• Exercise prompt
Every line that contains the word "text" should be copied.

[Stored records]
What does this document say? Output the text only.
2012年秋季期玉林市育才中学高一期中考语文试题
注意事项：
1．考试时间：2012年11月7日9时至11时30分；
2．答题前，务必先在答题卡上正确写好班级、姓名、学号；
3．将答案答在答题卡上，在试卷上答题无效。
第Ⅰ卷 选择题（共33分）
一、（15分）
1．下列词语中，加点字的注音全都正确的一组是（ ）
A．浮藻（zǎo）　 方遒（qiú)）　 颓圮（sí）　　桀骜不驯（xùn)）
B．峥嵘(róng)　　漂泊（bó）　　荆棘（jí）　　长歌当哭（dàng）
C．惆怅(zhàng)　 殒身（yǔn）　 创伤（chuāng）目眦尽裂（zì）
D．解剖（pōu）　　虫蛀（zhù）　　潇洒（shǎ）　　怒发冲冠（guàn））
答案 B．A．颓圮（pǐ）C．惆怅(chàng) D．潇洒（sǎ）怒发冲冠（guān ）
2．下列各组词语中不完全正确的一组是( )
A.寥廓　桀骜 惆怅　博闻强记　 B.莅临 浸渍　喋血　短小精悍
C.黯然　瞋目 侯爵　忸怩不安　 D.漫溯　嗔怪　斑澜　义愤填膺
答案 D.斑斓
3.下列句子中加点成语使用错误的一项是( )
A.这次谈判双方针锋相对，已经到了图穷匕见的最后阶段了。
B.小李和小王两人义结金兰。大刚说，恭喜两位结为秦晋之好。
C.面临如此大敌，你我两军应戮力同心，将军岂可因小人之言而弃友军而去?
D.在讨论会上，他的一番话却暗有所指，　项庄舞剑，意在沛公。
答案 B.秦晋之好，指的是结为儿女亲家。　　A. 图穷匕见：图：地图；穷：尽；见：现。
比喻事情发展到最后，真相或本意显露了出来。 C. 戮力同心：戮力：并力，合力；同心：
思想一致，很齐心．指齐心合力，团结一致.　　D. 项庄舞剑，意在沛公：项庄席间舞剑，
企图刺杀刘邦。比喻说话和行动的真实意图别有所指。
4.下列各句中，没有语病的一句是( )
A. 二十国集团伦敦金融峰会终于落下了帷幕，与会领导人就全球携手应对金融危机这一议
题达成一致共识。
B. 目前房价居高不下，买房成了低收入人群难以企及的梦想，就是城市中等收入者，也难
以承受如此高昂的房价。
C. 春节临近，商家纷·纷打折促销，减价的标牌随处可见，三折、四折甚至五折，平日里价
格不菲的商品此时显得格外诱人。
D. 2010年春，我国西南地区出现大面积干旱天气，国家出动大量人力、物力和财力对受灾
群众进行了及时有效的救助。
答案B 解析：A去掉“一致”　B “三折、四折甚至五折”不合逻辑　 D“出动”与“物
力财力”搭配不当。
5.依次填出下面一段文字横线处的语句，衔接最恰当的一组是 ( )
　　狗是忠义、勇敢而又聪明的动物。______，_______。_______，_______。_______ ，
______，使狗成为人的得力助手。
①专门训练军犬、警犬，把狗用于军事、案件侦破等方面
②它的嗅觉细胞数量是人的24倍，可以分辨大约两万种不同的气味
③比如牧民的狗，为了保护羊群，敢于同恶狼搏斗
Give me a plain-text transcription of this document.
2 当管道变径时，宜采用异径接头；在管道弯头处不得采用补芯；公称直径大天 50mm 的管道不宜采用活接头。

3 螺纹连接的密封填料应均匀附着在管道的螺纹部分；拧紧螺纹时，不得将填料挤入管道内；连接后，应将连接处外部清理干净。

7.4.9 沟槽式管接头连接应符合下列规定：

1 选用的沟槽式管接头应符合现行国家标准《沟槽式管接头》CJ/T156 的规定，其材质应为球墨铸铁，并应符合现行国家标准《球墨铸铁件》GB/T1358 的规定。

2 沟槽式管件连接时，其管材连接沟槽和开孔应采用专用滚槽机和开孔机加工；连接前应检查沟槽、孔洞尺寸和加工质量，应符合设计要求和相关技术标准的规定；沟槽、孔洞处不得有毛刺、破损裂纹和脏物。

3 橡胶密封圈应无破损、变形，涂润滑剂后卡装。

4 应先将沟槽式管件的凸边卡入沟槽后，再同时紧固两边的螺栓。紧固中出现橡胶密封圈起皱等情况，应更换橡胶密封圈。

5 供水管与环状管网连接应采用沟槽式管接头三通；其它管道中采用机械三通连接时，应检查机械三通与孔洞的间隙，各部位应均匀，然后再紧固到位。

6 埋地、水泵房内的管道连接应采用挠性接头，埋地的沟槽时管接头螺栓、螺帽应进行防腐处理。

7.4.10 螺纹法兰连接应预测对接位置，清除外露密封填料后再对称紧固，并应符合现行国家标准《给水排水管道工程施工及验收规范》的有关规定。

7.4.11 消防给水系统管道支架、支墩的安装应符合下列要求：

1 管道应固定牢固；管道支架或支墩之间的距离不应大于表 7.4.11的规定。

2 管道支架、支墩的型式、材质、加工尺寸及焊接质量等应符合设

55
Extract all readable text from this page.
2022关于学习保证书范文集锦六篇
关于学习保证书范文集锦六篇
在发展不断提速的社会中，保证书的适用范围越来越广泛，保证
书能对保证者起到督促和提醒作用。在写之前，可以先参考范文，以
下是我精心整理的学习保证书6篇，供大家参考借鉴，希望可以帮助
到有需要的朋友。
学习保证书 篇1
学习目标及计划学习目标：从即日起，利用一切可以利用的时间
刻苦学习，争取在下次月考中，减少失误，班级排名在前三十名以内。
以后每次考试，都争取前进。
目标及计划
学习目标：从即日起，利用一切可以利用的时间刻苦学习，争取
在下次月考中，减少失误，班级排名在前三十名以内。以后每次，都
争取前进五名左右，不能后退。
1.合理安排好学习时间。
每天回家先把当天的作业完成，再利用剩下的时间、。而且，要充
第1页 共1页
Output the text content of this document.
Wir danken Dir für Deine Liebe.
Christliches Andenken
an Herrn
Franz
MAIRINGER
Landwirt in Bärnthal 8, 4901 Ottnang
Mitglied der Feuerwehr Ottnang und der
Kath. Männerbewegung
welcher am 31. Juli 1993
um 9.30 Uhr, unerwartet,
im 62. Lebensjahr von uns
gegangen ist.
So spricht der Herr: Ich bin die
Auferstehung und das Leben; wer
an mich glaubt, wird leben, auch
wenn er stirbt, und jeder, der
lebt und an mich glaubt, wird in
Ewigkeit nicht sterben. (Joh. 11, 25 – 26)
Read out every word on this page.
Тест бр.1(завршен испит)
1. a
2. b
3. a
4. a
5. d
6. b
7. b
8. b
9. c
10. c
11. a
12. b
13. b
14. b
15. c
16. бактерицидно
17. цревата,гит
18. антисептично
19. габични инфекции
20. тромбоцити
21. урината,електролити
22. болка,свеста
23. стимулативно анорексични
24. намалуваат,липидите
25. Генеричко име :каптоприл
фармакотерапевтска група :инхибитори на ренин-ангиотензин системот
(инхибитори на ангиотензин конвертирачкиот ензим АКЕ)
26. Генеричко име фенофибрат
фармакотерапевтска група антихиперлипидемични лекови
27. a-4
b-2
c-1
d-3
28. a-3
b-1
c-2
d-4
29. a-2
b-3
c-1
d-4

• Response to this task
What does this document say? Output the text only.
Give me a plain-text transcription of this document.
Extract all readable text from this page.
Output the text content of this document.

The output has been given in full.